## WHAT YOU HAVE TO DO
Filter the records below down to lines containing "title".

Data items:
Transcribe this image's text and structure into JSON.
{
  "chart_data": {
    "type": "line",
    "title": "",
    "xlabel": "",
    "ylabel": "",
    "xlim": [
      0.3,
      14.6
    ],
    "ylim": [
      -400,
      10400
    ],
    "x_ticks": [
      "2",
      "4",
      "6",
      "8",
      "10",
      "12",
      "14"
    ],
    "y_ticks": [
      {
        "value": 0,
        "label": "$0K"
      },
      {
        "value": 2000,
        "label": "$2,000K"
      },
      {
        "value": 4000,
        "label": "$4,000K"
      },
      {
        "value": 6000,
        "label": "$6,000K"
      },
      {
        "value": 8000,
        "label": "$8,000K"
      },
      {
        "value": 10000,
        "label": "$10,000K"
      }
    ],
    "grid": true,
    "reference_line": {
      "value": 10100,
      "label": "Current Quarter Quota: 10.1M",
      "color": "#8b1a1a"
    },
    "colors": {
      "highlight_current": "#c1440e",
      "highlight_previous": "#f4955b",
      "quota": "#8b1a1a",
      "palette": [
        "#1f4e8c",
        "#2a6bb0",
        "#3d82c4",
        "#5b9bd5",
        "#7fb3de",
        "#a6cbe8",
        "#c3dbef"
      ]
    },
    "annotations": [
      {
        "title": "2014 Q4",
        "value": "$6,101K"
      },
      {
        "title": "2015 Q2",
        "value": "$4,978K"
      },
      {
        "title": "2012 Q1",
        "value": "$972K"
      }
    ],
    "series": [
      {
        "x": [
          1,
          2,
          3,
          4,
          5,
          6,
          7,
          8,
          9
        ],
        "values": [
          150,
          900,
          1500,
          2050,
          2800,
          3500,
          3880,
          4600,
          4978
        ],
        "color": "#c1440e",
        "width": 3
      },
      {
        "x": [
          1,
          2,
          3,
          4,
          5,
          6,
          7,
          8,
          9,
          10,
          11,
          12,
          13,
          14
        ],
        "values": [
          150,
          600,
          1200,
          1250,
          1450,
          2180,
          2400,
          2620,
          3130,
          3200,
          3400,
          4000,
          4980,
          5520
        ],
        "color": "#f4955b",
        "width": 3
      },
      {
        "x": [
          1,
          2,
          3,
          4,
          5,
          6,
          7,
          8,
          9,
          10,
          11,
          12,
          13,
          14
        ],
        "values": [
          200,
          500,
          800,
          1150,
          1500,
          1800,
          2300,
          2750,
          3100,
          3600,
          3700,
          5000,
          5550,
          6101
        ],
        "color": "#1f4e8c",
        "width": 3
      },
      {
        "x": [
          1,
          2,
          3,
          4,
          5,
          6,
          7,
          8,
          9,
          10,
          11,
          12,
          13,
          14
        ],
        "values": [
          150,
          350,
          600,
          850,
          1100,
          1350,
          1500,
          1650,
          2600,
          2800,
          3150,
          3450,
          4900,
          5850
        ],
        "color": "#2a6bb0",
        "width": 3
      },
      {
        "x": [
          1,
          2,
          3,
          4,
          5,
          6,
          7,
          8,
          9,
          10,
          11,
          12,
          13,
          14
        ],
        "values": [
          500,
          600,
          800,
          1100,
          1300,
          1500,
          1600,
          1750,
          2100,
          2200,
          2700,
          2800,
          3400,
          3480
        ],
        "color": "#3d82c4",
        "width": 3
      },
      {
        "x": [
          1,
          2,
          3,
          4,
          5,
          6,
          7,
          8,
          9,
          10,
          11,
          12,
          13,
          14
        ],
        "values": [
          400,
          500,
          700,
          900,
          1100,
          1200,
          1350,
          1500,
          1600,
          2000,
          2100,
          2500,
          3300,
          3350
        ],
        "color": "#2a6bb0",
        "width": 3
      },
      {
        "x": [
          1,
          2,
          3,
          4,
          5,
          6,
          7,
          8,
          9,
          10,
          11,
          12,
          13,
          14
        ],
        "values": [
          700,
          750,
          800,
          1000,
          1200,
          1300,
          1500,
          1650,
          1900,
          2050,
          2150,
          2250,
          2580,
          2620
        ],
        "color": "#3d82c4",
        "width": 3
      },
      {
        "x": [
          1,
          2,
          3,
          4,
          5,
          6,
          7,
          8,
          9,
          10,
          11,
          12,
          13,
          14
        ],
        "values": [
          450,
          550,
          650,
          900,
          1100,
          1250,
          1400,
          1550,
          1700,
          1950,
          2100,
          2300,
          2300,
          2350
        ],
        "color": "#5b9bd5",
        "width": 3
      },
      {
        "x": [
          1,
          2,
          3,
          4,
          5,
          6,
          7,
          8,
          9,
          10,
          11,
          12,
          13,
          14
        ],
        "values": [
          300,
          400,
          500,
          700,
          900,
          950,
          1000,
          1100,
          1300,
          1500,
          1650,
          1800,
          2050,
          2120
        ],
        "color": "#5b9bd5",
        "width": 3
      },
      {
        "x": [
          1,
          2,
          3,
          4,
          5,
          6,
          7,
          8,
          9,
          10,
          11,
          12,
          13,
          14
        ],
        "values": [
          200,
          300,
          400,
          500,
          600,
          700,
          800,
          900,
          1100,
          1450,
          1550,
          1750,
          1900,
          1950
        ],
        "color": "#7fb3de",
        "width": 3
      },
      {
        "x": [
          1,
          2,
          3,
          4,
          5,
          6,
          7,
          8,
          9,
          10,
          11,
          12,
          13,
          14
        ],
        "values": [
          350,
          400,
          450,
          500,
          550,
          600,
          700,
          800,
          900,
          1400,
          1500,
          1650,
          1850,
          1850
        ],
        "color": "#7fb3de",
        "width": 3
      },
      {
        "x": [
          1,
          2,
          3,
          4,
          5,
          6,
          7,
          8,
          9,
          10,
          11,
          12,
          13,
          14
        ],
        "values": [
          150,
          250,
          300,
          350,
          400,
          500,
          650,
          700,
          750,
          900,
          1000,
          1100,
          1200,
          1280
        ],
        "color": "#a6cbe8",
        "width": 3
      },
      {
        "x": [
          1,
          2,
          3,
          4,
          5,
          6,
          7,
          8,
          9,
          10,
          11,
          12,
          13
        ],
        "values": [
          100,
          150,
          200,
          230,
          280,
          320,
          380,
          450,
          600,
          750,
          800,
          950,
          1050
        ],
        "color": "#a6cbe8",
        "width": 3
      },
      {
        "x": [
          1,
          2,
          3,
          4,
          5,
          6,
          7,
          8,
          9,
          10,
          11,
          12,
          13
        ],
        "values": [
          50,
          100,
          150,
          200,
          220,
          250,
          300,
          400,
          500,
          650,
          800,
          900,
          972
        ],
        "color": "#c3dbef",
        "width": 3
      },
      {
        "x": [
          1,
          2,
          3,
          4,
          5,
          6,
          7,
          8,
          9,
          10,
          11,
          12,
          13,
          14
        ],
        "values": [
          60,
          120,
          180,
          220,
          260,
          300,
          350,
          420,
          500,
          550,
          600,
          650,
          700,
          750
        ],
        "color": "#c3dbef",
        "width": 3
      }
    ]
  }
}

## WORKED ANSWER
    "title": "",
        "title": "2014 Q4",
        "title": "2015 Q2",
        "title": "2012 Q1",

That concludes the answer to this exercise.